*Do this*
Pictures stay out of your copy, but everything else in the records below must be repeated exactly.

--- begin Rows ---

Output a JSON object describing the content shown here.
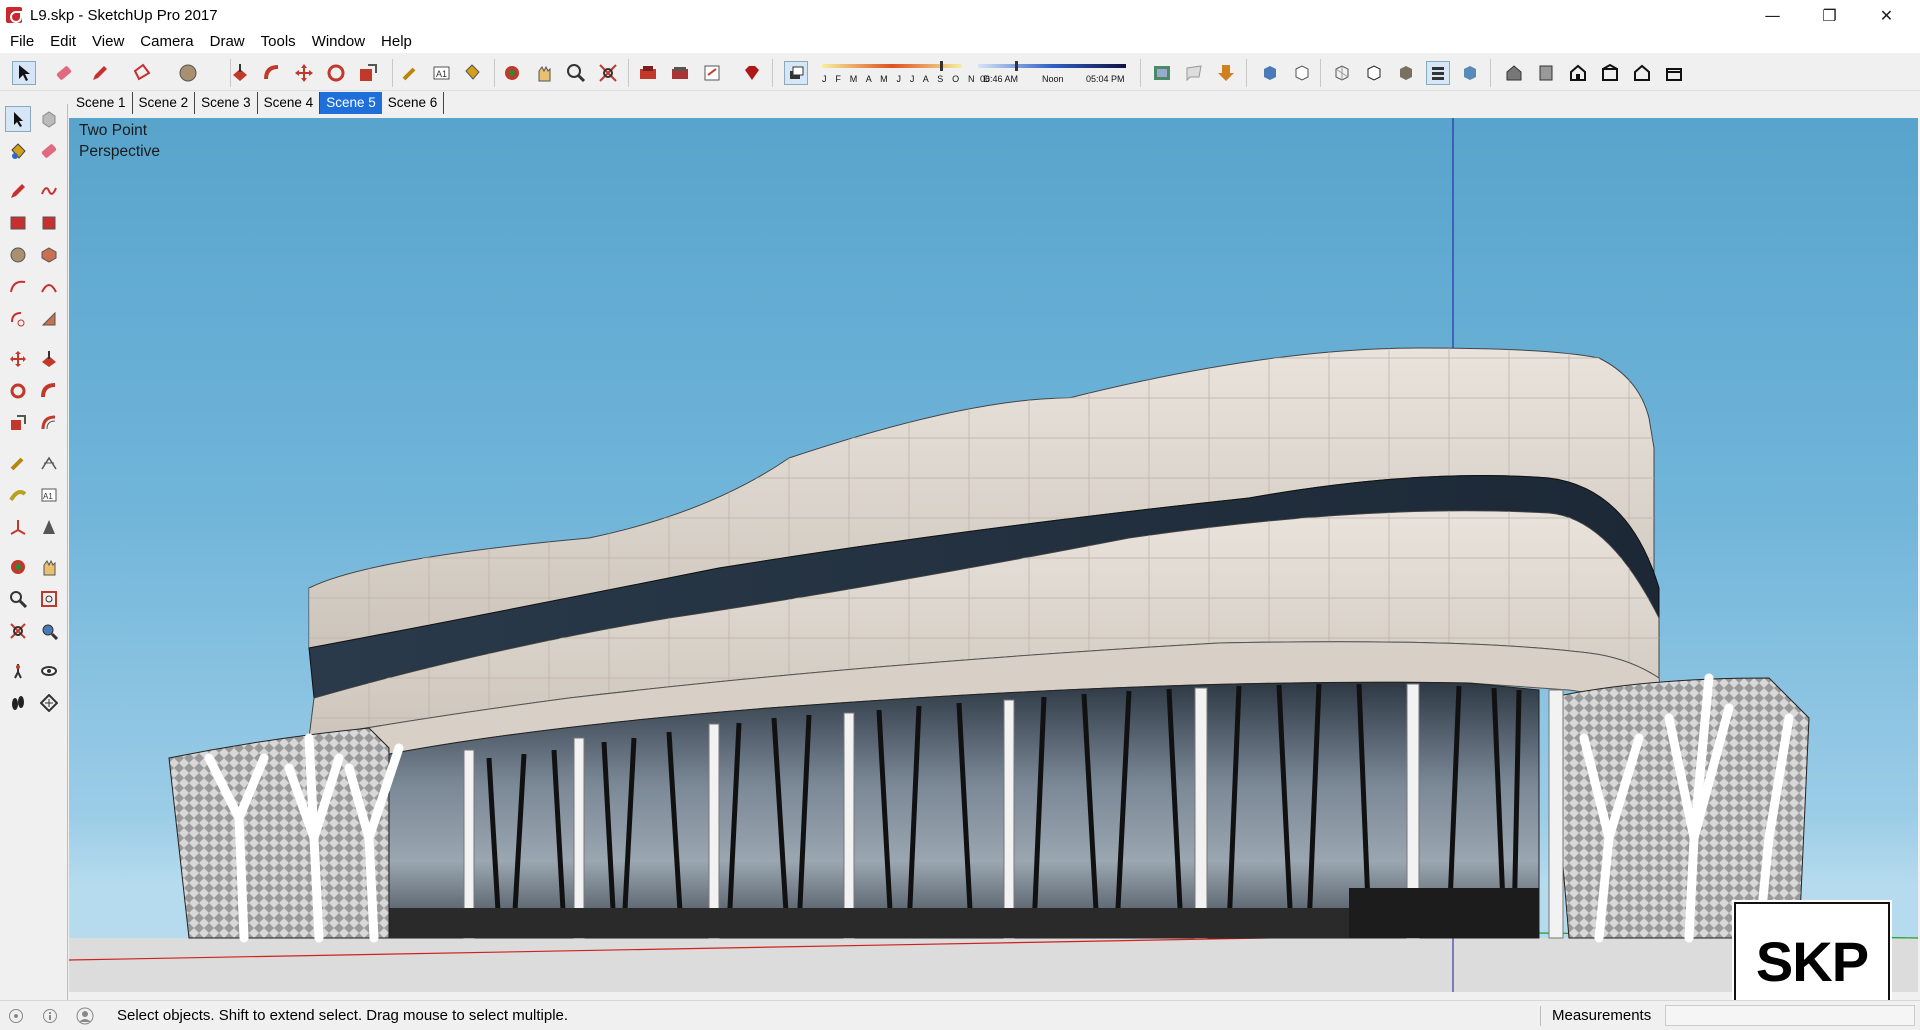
{
  "window": {
    "title": "L9.skp - SketchUp Pro 2017",
    "minimize_glyph": "—",
    "maximize_glyph": "❐",
    "close_glyph": "✕"
  },
  "menu": [
    "File",
    "Edit",
    "View",
    "Camera",
    "Draw",
    "Tools",
    "Window",
    "Help"
  ],
  "toolbar": {
    "icons": [
      "select-icon",
      "eraser-icon",
      "pencil-icon",
      "lasso-icon",
      "paint-cylinder-icon",
      "push-pull-icon",
      "follow-me-icon",
      "move-icon",
      "rotate-icon",
      "scale-icon",
      "tape-measure-icon",
      "text-icon",
      "paint-bucket-icon",
      "orbit-icon",
      "pan-icon",
      "zoom-icon",
      "zoom-extents-icon",
      "warehouse-icon",
      "extension-icon",
      "send-layout-icon",
      "ruby-gem-icon"
    ],
    "shadow_months": "J F M A M J J A S O N D",
    "shadow_time_start": "06:46 AM",
    "shadow_time_mid": "Noon",
    "shadow_time_end": "05:04 PM",
    "view_icons": [
      "map-icon",
      "speech-bubble-icon",
      "download-icon",
      "iso-icon",
      "wireframe-icon",
      "xray-icon",
      "hidden-line-icon",
      "shaded-icon",
      "textured-icon",
      "monochrome-icon",
      "house-iso-icon",
      "house-top-icon",
      "house-front-icon",
      "house-right-icon",
      "house-back-icon",
      "house-left-icon"
    ]
  },
  "scenes": {
    "tabs": [
      "Scene 1",
      "Scene 2",
      "Scene 3",
      "Scene 4",
      "Scene 5",
      "Scene 6"
    ],
    "active": "Scene 5"
  },
  "palette": [
    "select-icon",
    "component-icon",
    "paint-bucket-icon",
    "eraser-icon",
    "pencil-icon",
    "freehand-icon",
    "rectangle-icon",
    "rotated-rectangle-icon",
    "circle-icon",
    "polygon-icon",
    "arc-icon",
    "two-point-arc-icon",
    "three-point-arc-icon",
    "pie-icon",
    "move-icon",
    "push-pull-icon",
    "rotate-icon",
    "follow-me-icon",
    "scale-icon",
    "offset-icon",
    "tape-measure-icon",
    "dimension-icon",
    "protractor-icon",
    "text-icon",
    "axes-icon",
    "3d-text-icon",
    "orbit-icon",
    "pan-icon",
    "zoom-icon",
    "zoom-window-icon",
    "zoom-extents-icon",
    "previous-view-icon",
    "position-camera-icon",
    "look-around-icon",
    "walk-icon",
    "section-plane-icon"
  ],
  "viewport": {
    "camera_label_line1": "Two Point",
    "camera_label_line2": "Perspective"
  },
  "status": {
    "message": "Select objects. Shift to extend select. Drag mouse to select multiple.",
    "measurements_label": "Measurements",
    "measurements_value": ""
  },
  "badge": {
    "text": "SKP"
  },
  "colors": {
    "active_tab": "#1e6fd9",
    "sky_top": "#58a4cc",
    "sky_bottom": "#b7dbee",
    "facade": "#ddd6cf",
    "glass": "#4b5b6a",
    "red_axis": "#d02020",
    "blue_axis": "#1a1aa0",
    "green_axis": "#20a020"
  }
}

--- end Rows ---

*Solution for this exercise*
Output a JSON object describing the content shown here.
{
  "window": {
    "title": "L9.skp - SketchUp Pro 2017",
    "minimize_glyph": "—",
    "maximize_glyph": "❐",
    "close_glyph": "✕"
  },
  "menu": [
    "File",
    "Edit",
    "View",
    "Camera",
    "Draw",
    "Tools",
    "Window",
    "Help"
  ],
  "toolbar": {
    "icons": [
      "select-icon",
      "eraser-icon",
      "pencil-icon",
      "lasso-icon",
      "paint-cylinder-icon",
      "push-pull-icon",
      "follow-me-icon",
      "move-icon",
      "rotate-icon",
      "scale-icon",
      "tape-measure-icon",
      "text-icon",
      "paint-bucket-icon",
      "orbit-icon",
      "pan-icon",
      "zoom-icon",
      "zoom-extents-icon",
      "warehouse-icon",
      "extension-icon",
      "send-layout-icon",
      "ruby-gem-icon"
    ],
    "shadow_months": "J F M A M J J A S O N D",
    "shadow_time_start": "06:46 AM",
    "shadow_time_mid": "Noon",
    "shadow_time_end": "05:04 PM",
    "view_icons": [
      "map-icon",
      "speech-bubble-icon",
      "download-icon",
      "iso-icon",
      "wireframe-icon",
      "xray-icon",
      "hidden-line-icon",
      "shaded-icon",
      "textured-icon",
      "monochrome-icon",
      "house-iso-icon",
      "house-top-icon",
      "house-front-icon",
      "house-right-icon",
      "house-back-icon",
      "house-left-icon"
    ]
  },
  "scenes": {
    "tabs": [
      "Scene 1",
      "Scene 2",
      "Scene 3",
      "Scene 4",
      "Scene 5",
      "Scene 6"
    ],
    "active": "Scene 5"
  },
  "palette": [
    "select-icon",
    "component-icon",
    "paint-bucket-icon",
    "eraser-icon",
    "pencil-icon",
    "freehand-icon",
    "rectangle-icon",
    "rotated-rectangle-icon",
    "circle-icon",
    "polygon-icon",
    "arc-icon",
    "two-point-arc-icon",
    "three-point-arc-icon",
    "pie-icon",
    "move-icon",
    "push-pull-icon",
    "rotate-icon",
    "follow-me-icon",
    "scale-icon",
    "offset-icon",
    "tape-measure-icon",
    "dimension-icon",
    "protractor-icon",
    "text-icon",
    "axes-icon",
    "3d-text-icon",
    "orbit-icon",
    "pan-icon",
    "zoom-icon",
    "zoom-window-icon",
    "zoom-extents-icon",
    "previous-view-icon",
    "position-camera-icon",
    "look-around-icon",
    "walk-icon",
    "section-plane-icon"
  ],
  "viewport": {
    "camera_label_line1": "Two Point",
    "camera_label_line2": "Perspective"
  },
  "status": {
    "message": "Select objects. Shift to extend select. Drag mouse to select multiple.",
    "measurements_label": "Measurements",
    "measurements_value": ""
  },
  "badge": {
    "text": "SKP"
  },
  "colors": {
    "active_tab": "#1e6fd9",
    "sky_top": "#58a4cc",
    "sky_bottom": "#b7dbee",
    "facade": "#ddd6cf",
    "glass": "#4b5b6a",
    "red_axis": "#d02020",
    "blue_axis": "#1a1aa0",
    "green_axis": "#20a020"
  }
}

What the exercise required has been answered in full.